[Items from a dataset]
........
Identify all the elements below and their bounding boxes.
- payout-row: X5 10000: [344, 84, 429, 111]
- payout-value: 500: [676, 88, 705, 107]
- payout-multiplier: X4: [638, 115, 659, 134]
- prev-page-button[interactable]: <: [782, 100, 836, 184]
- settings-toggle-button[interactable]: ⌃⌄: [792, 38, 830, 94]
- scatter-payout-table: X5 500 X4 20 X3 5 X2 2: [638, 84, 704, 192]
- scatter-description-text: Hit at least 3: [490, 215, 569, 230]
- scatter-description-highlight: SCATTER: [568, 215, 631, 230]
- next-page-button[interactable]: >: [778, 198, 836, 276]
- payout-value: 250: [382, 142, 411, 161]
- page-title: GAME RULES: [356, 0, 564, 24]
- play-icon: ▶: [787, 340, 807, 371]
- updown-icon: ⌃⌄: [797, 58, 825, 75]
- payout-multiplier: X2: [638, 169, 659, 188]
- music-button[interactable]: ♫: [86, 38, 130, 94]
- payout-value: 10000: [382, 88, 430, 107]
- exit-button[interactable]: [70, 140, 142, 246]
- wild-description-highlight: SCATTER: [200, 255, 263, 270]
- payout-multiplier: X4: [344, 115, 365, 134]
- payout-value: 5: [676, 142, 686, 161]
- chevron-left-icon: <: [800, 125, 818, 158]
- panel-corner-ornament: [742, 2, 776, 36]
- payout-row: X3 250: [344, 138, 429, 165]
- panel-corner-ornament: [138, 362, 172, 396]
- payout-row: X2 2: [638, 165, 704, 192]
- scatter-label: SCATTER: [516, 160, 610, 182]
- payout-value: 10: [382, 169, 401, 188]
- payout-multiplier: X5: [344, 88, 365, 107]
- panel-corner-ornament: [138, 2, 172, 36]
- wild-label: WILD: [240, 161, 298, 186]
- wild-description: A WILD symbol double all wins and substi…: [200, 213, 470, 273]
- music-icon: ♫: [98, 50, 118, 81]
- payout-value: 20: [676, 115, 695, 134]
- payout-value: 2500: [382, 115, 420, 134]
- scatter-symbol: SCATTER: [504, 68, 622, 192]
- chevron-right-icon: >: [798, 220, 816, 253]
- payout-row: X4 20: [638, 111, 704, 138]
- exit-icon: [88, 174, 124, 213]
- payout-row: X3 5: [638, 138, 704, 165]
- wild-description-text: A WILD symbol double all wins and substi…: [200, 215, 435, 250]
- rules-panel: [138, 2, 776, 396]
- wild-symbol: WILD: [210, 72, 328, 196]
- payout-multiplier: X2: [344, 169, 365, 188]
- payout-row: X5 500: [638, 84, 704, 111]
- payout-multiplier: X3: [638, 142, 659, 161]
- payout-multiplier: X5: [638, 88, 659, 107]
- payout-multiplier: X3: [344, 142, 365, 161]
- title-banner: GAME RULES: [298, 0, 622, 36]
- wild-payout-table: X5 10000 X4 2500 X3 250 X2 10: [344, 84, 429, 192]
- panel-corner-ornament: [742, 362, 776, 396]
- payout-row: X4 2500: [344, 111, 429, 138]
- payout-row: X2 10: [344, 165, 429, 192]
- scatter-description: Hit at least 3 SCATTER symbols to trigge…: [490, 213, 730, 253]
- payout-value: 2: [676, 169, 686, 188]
........
## Task
Convert the records above into a Markdown table with the columns "Row" and "Text", numbering each non-blank line in order and skipping blank lines.

## Response below
| Row | Text |
|---|---|
| 1 | Identify all the elements below and their bounding boxes. |
| 2 | - payout-row: X5 10000: [344, 84, 429, 111] |
| 3 | - payout-value: 500: [676, 88, 705, 107] |
| 4 | - payout-multiplier: X4: [638, 115, 659, 134] |
| 5 | - prev-page-button[interactable]: <: [782, 100, 836, 184] |
| 6 | - settings-toggle-button[interactable]: ⌃⌄: [792, 38, 830, 94] |
| 7 | - scatter-payout-table: X5 500 X4 20 X3 5 X2 2: [638, 84, 704, 192] |
| 8 | - scatter-description-text: Hit at least 3: [490, 215, 569, 230] |
| 9 | - scatter-description-highlight: SCATTER: [568, 215, 631, 230] |
| 10 | - next-page-button[interactable]: >: [778, 198, 836, 276] |
| 11 | - payout-value: 250: [382, 142, 411, 161] |
| 12 | - page-title: GAME RULES: [356, 0, 564, 24] |
| 13 | - play-icon: ▶: [787, 340, 807, 371] |
| 14 | - updown-icon: ⌃⌄: [797, 58, 825, 75] |
| 15 | - payout-multiplier: X2: [638, 169, 659, 188] |
| 16 | - music-button[interactable]: ♫: [86, 38, 130, 94] |
| 17 | - payout-value: 10000: [382, 88, 430, 107] |
| 18 | - exit-button[interactable]: [70, 140, 142, 246] |
| 19 | - wild-description-highlight: SCATTER: [200, 255, 263, 270] |
| 20 | - payout-multiplier: X4: [344, 115, 365, 134] |
| 21 | - payout-value: 5: [676, 142, 686, 161] |
| 22 | - chevron-left-icon: <: [800, 125, 818, 158] |
| 23 | - panel-corner-ornament: [742, 2, 776, 36] |
| 24 | - payout-row: X3 250: [344, 138, 429, 165] |
| 25 | - panel-corner-ornament: [138, 362, 172, 396] |
| 26 | - payout-row: X2 2: [638, 165, 704, 192] |
| 27 | - scatter-label: SCATTER: [516, 160, 610, 182] |
| 28 | - payout-value: 10: [382, 169, 401, 188] |
| 29 | - payout-multiplier: X5: [344, 88, 365, 107] |
| 30 | - panel-corner-ornament: [138, 2, 172, 36] |
| 31 | - wild-label: WILD: [240, 161, 298, 186] |
| 32 | - wild-description: A WILD symbol double all wins and substi…: [200, 213, 470, 273] |
| 33 | - music-icon: ♫: [98, 50, 118, 81] |
| 34 | - payout-value: 20: [676, 115, 695, 134] |
| 35 | - payout-value: 2500: [382, 115, 420, 134] |
| 36 | - scatter-symbol: SCATTER: [504, 68, 622, 192] |
| 37 | - chevron-right-icon: >: [798, 220, 816, 253] |
| 38 | - payout-row: X4 20: [638, 111, 704, 138] |
| 39 | - exit-icon: [88, 174, 124, 213] |
| 40 | - payout-row: X3 5: [638, 138, 704, 165] |
| 41 | - wild-description-text: A WILD symbol double all wins and substi…: [200, 215, 435, 250] |
| 42 | - rules-panel: [138, 2, 776, 396] |
| 43 | - wild-symbol: WILD: [210, 72, 328, 196] |
| 44 | - payout-multiplier: X2: [344, 169, 365, 188] |
| 45 | - payout-row: X5 500: [638, 84, 704, 111] |
| 46 | - payout-multiplier: X3: [638, 142, 659, 161] |
| 47 | - payout-multiplier: X5: [638, 88, 659, 107] |
| 48 | - payout-multiplier: X3: [344, 142, 365, 161] |
| 49 | - title-banner: GAME RULES: [298, 0, 622, 36] |
| 50 | - wild-payout-table: X5 10000 X4 2500 X3 250 X2 10: [344, 84, 429, 192] |
| 51 | - panel-corner-ornament: [742, 362, 776, 396] |
| 52 | - payout-row: X4 2500: [344, 111, 429, 138] |
| 53 | - payout-row: X2 10: [344, 165, 429, 192] |
| 54 | - scatter-description: Hit at least 3 SCATTER symbols to trigge…: [490, 213, 730, 253] |
| 55 | - payout-value: 2: [676, 169, 686, 188] |